>> Start
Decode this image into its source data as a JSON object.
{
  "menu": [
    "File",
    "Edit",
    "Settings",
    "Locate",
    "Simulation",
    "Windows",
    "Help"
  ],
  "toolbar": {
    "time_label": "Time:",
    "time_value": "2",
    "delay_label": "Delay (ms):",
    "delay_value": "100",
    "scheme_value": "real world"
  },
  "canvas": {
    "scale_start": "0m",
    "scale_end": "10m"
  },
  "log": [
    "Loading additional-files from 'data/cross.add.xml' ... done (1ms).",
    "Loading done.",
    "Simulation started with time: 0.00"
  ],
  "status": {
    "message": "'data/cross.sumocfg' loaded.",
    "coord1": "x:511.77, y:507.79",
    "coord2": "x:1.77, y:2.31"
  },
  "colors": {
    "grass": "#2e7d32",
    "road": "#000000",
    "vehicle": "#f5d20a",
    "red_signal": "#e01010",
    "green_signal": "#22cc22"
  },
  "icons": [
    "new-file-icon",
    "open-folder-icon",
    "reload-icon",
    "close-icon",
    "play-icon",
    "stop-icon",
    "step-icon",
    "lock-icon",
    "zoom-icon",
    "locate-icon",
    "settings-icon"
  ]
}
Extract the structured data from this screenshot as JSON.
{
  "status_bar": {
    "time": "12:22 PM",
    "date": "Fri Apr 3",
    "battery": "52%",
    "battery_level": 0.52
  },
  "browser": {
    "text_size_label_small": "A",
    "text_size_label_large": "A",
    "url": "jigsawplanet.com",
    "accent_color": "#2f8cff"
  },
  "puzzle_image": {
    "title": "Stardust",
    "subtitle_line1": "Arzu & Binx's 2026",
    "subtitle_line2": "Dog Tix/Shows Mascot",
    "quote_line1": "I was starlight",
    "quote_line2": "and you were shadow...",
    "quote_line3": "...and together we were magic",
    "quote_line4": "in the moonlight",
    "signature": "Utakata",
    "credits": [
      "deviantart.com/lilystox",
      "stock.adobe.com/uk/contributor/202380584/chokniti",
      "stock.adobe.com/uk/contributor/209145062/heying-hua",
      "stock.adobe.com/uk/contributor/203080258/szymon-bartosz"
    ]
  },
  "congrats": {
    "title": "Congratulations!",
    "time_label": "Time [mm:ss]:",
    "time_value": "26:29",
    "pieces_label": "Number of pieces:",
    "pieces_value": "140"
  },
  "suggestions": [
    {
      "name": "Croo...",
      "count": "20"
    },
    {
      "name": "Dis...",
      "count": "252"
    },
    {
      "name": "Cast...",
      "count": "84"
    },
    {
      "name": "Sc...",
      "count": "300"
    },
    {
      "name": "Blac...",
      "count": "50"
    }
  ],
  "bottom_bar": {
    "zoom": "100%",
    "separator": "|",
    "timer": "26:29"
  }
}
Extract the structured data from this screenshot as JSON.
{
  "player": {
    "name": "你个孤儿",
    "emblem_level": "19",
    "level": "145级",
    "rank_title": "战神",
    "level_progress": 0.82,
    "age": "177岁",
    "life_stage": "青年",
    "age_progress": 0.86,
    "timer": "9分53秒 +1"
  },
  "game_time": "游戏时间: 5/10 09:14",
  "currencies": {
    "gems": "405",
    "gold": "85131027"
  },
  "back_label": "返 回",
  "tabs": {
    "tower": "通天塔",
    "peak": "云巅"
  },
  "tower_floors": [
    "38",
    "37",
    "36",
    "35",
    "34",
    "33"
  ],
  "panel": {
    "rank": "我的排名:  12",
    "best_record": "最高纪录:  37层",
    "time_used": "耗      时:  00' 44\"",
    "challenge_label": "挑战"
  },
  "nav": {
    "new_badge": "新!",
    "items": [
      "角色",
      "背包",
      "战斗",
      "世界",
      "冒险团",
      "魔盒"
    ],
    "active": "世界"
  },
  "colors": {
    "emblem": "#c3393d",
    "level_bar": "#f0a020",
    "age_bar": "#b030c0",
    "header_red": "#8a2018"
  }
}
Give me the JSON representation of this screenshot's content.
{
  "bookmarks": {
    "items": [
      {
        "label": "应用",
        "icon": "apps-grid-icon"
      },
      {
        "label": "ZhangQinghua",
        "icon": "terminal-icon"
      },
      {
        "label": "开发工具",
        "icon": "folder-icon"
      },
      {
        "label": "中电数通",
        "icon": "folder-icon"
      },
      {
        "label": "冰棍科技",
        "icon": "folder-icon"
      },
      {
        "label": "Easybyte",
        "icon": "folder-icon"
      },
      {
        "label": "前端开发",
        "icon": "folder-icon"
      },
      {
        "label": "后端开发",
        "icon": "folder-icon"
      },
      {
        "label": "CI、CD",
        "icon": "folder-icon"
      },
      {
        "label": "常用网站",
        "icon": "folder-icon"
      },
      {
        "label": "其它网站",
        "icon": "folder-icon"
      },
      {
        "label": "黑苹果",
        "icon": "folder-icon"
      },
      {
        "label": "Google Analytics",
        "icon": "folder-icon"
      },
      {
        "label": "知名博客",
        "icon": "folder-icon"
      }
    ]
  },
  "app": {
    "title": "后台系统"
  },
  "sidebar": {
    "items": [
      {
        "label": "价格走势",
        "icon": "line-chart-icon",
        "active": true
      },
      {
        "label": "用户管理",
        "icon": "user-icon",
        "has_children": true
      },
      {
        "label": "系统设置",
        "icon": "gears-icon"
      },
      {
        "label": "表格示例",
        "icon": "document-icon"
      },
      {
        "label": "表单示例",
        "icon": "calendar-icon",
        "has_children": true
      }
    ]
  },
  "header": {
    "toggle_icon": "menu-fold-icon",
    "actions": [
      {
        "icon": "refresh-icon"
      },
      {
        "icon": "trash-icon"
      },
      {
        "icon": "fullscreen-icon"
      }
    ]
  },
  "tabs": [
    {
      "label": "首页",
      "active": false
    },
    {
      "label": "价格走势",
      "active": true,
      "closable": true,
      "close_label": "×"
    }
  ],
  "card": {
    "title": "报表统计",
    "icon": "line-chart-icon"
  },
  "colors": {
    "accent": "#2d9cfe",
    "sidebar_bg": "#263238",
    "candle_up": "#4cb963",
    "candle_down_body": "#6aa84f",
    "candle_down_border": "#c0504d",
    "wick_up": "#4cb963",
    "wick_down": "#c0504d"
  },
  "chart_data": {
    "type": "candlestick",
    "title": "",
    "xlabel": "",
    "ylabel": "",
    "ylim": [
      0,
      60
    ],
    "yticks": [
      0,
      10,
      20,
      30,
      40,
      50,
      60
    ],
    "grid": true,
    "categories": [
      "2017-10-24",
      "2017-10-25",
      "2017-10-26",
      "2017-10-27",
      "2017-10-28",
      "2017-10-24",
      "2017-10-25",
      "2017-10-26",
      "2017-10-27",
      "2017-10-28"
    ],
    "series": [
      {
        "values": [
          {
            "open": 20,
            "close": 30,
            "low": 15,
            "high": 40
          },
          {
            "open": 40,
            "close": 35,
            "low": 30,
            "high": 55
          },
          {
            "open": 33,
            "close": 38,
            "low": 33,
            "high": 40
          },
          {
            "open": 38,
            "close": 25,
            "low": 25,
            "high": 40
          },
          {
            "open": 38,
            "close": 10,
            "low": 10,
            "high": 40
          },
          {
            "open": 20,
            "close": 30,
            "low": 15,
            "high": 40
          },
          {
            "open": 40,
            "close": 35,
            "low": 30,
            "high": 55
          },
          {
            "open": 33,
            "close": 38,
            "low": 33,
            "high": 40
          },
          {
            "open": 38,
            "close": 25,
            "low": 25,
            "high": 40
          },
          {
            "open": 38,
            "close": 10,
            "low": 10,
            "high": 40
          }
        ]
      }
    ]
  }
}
>> End
### OBJECTIVE
The records above are to be repeated exactly, in their entirety.

### EXERCISE RESPONSE
Decode this image into its source data as a JSON object.
{
  "menu": [
    "File",
    "Edit",
    "Settings",
    "Locate",
    "Simulation",
    "Windows",
    "Help"
  ],
  "toolbar": {
    "time_label": "Time:",
    "time_value": "2",
    "delay_label": "Delay (ms):",
    "delay_value": "100",
    "scheme_value": "real world"
  },
  "canvas": {
    "scale_start": "0m",
    "scale_end": "10m"
  },
  "log": [
    "Loading additional-files from 'data/cross.add.xml' ... done (1ms).",
    "Loading done.",
    "Simulation started with time: 0.00"
  ],
  "status": {
    "message": "'data/cross.sumocfg' loaded.",
    "coord1": "x:511.77, y:507.79",
    "coord2": "x:1.77, y:2.31"
  },
  "colors": {
    "grass": "#2e7d32",
    "road": "#000000",
    "vehicle": "#f5d20a",
    "red_signal": "#e01010",
    "green_signal": "#22cc22"
  },
  "icons": [
    "new-file-icon",
    "open-folder-icon",
    "reload-icon",
    "close-icon",
    "play-icon",
    "stop-icon",
    "step-icon",
    "lock-icon",
    "zoom-icon",
    "locate-icon",
    "settings-icon"
  ]
}
Extract the structured data from this screenshot as JSON.
{
  "status_bar": {
    "time": "12:22 PM",
    "date": "Fri Apr 3",
    "battery": "52%",
    "battery_level": 0.52
  },
  "browser": {
    "text_size_label_small": "A",
    "text_size_label_large": "A",
    "url": "jigsawplanet.com",
    "accent_color": "#2f8cff"
  },
  "puzzle_image": {
    "title": "Stardust",
    "subtitle_line1": "Arzu & Binx's 2026",
    "subtitle_line2": "Dog Tix/Shows Mascot",
    "quote_line1": "I was starlight",
    "quote_line2": "and you were shadow...",
    "quote_line3": "...and together we were magic",
    "quote_line4": "in the moonlight",
    "signature": "Utakata",
    "credits": [
      "deviantart.com/lilystox",
      "stock.adobe.com/uk/contributor/202380584/chokniti",
      "stock.adobe.com/uk/contributor/209145062/heying-hua",
      "stock.adobe.com/uk/contributor/203080258/szymon-bartosz"
    ]
  },
  "congrats": {
    "title": "Congratulations!",
    "time_label": "Time [mm:ss]:",
    "time_value": "26:29",
    "pieces_label": "Number of pieces:",
    "pieces_value": "140"
  },
  "suggestions": [
    {
      "name": "Croo...",
      "count": "20"
    },
    {
      "name": "Dis...",
      "count": "252"
    },
    {
      "name": "Cast...",
      "count": "84"
    },
    {
      "name": "Sc...",
      "count": "300"
    },
    {
      "name": "Blac...",
      "count": "50"
    }
  ],
  "bottom_bar": {
    "zoom": "100%",
    "separator": "|",
    "timer": "26:29"
  }
}
Extract the structured data from this screenshot as JSON.
{
  "player": {
    "name": "你个孤儿",
    "emblem_level": "19",
    "level": "145级",
    "rank_title": "战神",
    "level_progress": 0.82,
    "age": "177岁",
    "life_stage": "青年",
    "age_progress": 0.86,
    "timer": "9分53秒 +1"
  },
  "game_time": "游戏时间: 5/10 09:14",
  "currencies": {
    "gems": "405",
    "gold": "85131027"
  },
  "back_label": "返 回",
  "tabs": {
    "tower": "通天塔",
    "peak": "云巅"
  },
  "tower_floors": [
    "38",
    "37",
    "36",
    "35",
    "34",
    "33"
  ],
  "panel": {
    "rank": "我的排名:  12",
    "best_record": "最高纪录:  37层",
    "time_used": "耗      时:  00' 44\"",
    "challenge_label": "挑战"
  },
  "nav": {
    "new_badge": "新!",
    "items": [
      "角色",
      "背包",
      "战斗",
      "世界",
      "冒险团",
      "魔盒"
    ],
    "active": "世界"
  },
  "colors": {
    "emblem": "#c3393d",
    "level_bar": "#f0a020",
    "age_bar": "#b030c0",
    "header_red": "#8a2018"
  }
}
Give me the JSON representation of this screenshot's content.
{
  "bookmarks": {
    "items": [
      {
        "label": "应用",
        "icon": "apps-grid-icon"
      },
      {
        "label": "ZhangQinghua",
        "icon": "terminal-icon"
      },
      {
        "label": "开发工具",
        "icon": "folder-icon"
      },
      {
        "label": "中电数通",
        "icon": "folder-icon"
      },
      {
        "label": "冰棍科技",
        "icon": "folder-icon"
      },
      {
        "label": "Easybyte",
        "icon": "folder-icon"
      },
      {
        "label": "前端开发",
        "icon": "folder-icon"
      },
      {
        "label": "后端开发",
        "icon": "folder-icon"
      },
      {
        "label": "CI、CD",
        "icon": "folder-icon"
      },
      {
        "label": "常用网站",
        "icon": "folder-icon"
      },
      {
        "label": "其它网站",
        "icon": "folder-icon"
      },
      {
        "label": "黑苹果",
        "icon": "folder-icon"
      },
      {
        "label": "Google Analytics",
        "icon": "folder-icon"
      },
      {
        "label": "知名博客",
        "icon": "folder-icon"
      }
    ]
  },
  "app": {
    "title": "后台系统"
  },
  "sidebar": {
    "items": [
      {
        "label": "价格走势",
        "icon": "line-chart-icon",
        "active": true
      },
      {
        "label": "用户管理",
        "icon": "user-icon",
        "has_children": true
      },
      {
        "label": "系统设置",
        "icon": "gears-icon"
      },
      {
        "label": "表格示例",
        "icon": "document-icon"
      },
      {
        "label": "表单示例",
        "icon": "calendar-icon",
        "has_children": true
      }
    ]
  },
  "header": {
    "toggle_icon": "menu-fold-icon",
    "actions": [
      {
        "icon": "refresh-icon"
      },
      {
        "icon": "trash-icon"
      },
      {
        "icon": "fullscreen-icon"
      }
    ]
  },
  "tabs": [
    {
      "label": "首页",
      "active": false
    },
    {
      "label": "价格走势",
      "active": true,
      "closable": true,
      "close_label": "×"
    }
  ],
  "card": {
    "title": "报表统计",
    "icon": "line-chart-icon"
  },
  "colors": {
    "accent": "#2d9cfe",
    "sidebar_bg": "#263238",
    "candle_up": "#4cb963",
    "candle_down_body": "#6aa84f",
    "candle_down_border": "#c0504d",
    "wick_up": "#4cb963",
    "wick_down": "#c0504d"
  },
  "chart_data": {
    "type": "candlestick",
    "title": "",
    "xlabel": "",
    "ylabel": "",
    "ylim": [
      0,
      60
    ],
    "yticks": [
      0,
      10,
      20,
      30,
      40,
      50,
      60
    ],
    "grid": true,
    "categories": [
      "2017-10-24",
      "2017-10-25",
      "2017-10-26",
      "2017-10-27",
      "2017-10-28",
      "2017-10-24",
      "2017-10-25",
      "2017-10-26",
      "2017-10-27",
      "2017-10-28"
    ],
    "series": [
      {
        "values": [
          {
            "open": 20,
            "close": 30,
            "low": 15,
            "high": 40
          },
          {
            "open": 40,
            "close": 35,
            "low": 30,
            "high": 55
          },
          {
            "open": 33,
            "close": 38,
            "low": 33,
            "high": 40
          },
          {
            "open": 38,
            "close": 25,
            "low": 25,
            "high": 40
          },
          {
            "open": 38,
            "close": 10,
            "low": 10,
            "high": 40
          },
          {
            "open": 20,
            "close": 30,
            "low": 15,
            "high": 40
          },
          {
            "open": 40,
            "close": 35,
            "low": 30,
            "high": 55
          },
          {
            "open": 33,
            "close": 38,
            "low": 33,
            "high": 40
          },
          {
            "open": 38,
            "close": 25,
            "low": 25,
            "high": 40
          },
          {
            "open": 38,
            "close": 10,
            "low": 10,
            "high": 40
          }
        ]
      }
    ]
  }
}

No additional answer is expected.